§ **Record excerpts**
━━━━━━━━━━━━━━━━━━━━
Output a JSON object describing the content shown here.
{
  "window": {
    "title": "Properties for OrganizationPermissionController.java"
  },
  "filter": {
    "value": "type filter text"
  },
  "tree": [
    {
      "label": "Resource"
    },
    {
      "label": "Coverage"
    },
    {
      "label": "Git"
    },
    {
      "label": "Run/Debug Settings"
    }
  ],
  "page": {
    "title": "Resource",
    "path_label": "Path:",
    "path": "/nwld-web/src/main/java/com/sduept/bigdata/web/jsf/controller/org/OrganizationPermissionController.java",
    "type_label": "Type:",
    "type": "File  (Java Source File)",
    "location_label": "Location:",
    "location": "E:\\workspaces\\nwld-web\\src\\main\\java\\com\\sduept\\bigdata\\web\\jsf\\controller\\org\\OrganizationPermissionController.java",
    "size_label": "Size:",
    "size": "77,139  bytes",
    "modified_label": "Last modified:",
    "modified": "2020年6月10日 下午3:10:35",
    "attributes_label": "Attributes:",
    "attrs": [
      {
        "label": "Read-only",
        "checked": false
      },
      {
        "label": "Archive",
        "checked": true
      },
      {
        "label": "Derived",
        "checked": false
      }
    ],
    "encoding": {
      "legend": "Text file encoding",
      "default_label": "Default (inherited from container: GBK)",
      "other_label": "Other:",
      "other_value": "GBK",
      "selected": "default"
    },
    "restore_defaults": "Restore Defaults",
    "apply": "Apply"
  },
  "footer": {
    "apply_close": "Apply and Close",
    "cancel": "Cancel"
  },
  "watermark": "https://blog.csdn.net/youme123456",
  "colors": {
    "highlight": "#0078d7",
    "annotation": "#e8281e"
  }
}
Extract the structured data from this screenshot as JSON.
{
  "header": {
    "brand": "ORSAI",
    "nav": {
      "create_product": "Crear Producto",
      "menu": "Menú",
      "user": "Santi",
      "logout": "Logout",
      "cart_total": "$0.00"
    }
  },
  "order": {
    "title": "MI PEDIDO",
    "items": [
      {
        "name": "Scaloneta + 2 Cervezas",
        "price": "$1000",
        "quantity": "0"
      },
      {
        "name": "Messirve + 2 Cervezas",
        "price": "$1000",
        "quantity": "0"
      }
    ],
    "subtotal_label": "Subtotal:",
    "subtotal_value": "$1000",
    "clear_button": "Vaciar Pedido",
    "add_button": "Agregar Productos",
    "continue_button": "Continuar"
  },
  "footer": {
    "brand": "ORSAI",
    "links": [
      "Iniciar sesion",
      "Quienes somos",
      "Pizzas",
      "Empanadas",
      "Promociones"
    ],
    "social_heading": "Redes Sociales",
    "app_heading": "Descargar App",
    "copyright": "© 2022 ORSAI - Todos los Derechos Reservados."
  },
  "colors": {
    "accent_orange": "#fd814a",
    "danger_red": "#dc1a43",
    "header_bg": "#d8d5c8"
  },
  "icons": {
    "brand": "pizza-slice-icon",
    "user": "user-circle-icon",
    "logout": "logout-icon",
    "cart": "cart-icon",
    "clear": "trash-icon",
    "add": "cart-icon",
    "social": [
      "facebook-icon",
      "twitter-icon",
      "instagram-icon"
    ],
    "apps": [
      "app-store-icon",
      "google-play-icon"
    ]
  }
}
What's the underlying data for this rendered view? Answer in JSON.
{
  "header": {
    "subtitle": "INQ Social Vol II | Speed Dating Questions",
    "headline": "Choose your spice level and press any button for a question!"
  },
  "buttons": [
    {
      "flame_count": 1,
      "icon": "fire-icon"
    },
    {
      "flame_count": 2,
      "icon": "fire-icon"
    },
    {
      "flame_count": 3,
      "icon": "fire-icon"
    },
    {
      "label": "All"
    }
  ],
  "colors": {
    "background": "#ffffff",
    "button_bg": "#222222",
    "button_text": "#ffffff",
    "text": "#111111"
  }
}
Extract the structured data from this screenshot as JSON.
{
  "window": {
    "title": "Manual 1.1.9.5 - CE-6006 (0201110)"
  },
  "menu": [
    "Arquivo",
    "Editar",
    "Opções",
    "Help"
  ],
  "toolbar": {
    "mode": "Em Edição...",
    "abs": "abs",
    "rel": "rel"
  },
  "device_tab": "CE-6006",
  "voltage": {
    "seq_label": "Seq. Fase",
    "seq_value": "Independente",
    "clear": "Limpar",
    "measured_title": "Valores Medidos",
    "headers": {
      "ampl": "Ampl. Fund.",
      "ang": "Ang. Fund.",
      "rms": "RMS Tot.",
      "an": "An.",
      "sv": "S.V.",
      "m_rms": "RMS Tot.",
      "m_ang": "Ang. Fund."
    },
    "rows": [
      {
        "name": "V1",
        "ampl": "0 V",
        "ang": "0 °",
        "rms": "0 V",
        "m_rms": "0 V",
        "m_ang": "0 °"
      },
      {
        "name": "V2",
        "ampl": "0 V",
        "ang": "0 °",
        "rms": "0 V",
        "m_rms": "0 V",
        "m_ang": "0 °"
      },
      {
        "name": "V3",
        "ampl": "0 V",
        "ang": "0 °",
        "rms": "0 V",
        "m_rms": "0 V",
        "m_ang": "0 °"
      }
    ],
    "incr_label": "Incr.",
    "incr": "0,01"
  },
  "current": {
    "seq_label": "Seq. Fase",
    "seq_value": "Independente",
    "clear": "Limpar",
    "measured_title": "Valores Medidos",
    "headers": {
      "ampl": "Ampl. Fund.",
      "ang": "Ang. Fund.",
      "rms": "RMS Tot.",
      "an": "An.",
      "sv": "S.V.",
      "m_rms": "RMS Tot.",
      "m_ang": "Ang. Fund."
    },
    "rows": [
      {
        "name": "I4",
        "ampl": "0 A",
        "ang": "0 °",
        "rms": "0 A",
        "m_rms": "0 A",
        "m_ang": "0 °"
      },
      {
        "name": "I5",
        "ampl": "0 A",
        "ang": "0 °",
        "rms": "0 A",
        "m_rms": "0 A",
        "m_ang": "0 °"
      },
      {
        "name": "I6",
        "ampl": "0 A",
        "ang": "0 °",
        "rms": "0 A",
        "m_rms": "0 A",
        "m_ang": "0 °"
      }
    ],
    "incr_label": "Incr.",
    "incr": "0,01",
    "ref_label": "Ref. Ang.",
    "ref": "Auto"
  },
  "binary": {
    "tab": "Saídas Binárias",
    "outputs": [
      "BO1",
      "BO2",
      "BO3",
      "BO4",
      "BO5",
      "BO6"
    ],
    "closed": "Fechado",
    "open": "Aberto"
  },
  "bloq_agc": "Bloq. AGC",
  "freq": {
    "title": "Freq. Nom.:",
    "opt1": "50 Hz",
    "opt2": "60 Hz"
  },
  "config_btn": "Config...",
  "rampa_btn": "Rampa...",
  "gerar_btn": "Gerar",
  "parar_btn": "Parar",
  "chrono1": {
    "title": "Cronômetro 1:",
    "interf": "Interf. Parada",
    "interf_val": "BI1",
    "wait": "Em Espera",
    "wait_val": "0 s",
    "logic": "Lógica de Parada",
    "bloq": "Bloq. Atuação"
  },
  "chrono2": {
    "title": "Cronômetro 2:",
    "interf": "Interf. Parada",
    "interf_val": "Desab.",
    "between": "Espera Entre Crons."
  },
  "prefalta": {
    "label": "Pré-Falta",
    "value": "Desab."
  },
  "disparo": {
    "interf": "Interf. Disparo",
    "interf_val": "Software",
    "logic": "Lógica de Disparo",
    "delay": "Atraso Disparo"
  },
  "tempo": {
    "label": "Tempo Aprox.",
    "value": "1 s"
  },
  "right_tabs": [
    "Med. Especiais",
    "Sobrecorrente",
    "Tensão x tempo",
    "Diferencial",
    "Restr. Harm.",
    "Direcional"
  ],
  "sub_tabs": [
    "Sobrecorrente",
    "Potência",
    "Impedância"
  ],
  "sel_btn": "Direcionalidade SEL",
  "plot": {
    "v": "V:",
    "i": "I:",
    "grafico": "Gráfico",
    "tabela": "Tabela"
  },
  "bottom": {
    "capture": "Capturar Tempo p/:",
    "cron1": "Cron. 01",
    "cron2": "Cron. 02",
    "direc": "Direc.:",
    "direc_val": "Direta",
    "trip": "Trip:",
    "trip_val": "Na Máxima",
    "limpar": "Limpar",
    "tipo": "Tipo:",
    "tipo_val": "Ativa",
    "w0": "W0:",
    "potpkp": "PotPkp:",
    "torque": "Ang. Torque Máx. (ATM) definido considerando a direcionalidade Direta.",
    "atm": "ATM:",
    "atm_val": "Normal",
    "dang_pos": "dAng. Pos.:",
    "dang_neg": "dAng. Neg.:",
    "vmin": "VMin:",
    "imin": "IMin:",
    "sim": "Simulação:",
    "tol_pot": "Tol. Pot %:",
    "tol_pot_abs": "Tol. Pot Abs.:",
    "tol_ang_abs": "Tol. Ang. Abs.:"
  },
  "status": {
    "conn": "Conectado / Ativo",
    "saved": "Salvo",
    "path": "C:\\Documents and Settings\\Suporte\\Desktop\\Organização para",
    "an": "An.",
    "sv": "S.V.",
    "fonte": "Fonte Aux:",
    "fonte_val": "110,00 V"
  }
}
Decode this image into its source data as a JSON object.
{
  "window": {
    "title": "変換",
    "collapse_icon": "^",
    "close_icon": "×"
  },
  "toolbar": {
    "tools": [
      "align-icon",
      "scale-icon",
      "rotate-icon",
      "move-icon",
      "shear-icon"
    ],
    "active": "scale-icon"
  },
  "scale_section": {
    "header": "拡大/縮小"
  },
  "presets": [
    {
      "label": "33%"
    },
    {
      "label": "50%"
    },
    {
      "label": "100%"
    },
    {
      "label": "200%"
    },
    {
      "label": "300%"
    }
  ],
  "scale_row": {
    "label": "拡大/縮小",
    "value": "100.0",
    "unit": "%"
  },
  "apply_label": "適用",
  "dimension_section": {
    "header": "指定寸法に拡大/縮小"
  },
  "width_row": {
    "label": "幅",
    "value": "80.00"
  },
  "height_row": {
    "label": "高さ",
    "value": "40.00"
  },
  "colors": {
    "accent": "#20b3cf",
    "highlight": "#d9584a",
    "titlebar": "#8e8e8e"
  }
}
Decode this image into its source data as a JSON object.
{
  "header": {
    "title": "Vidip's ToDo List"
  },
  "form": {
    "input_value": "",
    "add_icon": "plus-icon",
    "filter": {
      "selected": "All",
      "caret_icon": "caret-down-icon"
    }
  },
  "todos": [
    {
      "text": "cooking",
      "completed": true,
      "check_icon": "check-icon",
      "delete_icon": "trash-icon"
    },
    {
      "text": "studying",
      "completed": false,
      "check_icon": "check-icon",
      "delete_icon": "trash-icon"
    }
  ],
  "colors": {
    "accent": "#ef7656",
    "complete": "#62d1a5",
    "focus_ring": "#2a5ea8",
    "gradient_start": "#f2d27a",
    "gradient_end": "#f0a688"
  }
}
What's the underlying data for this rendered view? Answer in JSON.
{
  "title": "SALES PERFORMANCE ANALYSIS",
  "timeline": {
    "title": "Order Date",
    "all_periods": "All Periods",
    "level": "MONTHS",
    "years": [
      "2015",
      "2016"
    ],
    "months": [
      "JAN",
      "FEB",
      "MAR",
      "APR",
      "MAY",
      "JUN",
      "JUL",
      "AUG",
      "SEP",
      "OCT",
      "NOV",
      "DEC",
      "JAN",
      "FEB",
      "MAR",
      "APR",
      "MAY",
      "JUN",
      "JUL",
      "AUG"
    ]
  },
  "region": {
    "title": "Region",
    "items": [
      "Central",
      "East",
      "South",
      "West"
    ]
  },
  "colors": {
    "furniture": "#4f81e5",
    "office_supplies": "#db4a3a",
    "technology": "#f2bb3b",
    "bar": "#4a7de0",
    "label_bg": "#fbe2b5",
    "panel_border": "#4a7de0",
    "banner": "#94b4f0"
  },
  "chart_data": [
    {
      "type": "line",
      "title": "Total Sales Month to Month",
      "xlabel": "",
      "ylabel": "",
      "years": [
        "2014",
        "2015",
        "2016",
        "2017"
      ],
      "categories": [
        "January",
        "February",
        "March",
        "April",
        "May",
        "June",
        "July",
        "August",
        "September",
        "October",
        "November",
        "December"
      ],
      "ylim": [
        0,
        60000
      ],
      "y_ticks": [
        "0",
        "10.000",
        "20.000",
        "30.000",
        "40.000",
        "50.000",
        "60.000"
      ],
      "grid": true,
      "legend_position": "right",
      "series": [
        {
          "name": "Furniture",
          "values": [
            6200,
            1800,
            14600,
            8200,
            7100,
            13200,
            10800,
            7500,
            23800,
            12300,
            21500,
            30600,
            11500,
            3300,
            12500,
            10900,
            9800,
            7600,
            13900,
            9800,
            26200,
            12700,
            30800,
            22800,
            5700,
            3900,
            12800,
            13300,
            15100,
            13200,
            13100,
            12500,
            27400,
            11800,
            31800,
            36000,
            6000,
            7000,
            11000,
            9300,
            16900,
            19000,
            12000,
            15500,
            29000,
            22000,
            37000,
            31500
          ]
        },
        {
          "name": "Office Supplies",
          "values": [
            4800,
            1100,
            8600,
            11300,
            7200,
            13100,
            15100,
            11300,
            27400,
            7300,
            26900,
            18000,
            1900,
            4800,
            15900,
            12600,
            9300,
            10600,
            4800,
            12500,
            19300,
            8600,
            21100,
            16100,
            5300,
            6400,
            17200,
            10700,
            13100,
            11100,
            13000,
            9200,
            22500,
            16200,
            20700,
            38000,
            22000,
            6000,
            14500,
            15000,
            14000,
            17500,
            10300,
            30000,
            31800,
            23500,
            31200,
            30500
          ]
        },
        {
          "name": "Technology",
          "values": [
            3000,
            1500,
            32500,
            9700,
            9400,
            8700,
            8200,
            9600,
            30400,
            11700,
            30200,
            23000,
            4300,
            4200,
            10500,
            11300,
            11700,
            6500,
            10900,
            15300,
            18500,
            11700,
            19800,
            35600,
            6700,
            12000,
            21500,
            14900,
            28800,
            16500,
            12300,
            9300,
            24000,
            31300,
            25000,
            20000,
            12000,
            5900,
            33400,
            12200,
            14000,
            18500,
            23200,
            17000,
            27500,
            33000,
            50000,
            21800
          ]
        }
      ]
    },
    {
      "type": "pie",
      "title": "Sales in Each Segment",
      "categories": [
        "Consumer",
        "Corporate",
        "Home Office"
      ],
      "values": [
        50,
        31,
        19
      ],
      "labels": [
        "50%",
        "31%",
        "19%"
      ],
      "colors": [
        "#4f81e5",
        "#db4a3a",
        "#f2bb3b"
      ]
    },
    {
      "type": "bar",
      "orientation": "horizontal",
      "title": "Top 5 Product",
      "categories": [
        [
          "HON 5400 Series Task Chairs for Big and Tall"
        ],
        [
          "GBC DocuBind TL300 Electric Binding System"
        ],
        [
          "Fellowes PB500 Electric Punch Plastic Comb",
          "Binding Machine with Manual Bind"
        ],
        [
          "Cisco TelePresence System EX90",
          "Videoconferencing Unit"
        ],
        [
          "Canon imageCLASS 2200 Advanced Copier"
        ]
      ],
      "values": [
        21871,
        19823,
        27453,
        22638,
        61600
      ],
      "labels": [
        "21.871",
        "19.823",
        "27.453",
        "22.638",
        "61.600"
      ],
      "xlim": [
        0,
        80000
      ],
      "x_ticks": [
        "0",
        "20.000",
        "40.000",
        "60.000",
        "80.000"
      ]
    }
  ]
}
━━━━━━━━━━━━━━━━━━━━
§ **What is expected**
Search the records above for the string "Settings". Copy every line that contains it.

§ **Solution to the problem**
      "label": "Run/Debug Settings"
    "path": "C:\\Documents and Settings\\Suporte\\Desktop\\Organização para",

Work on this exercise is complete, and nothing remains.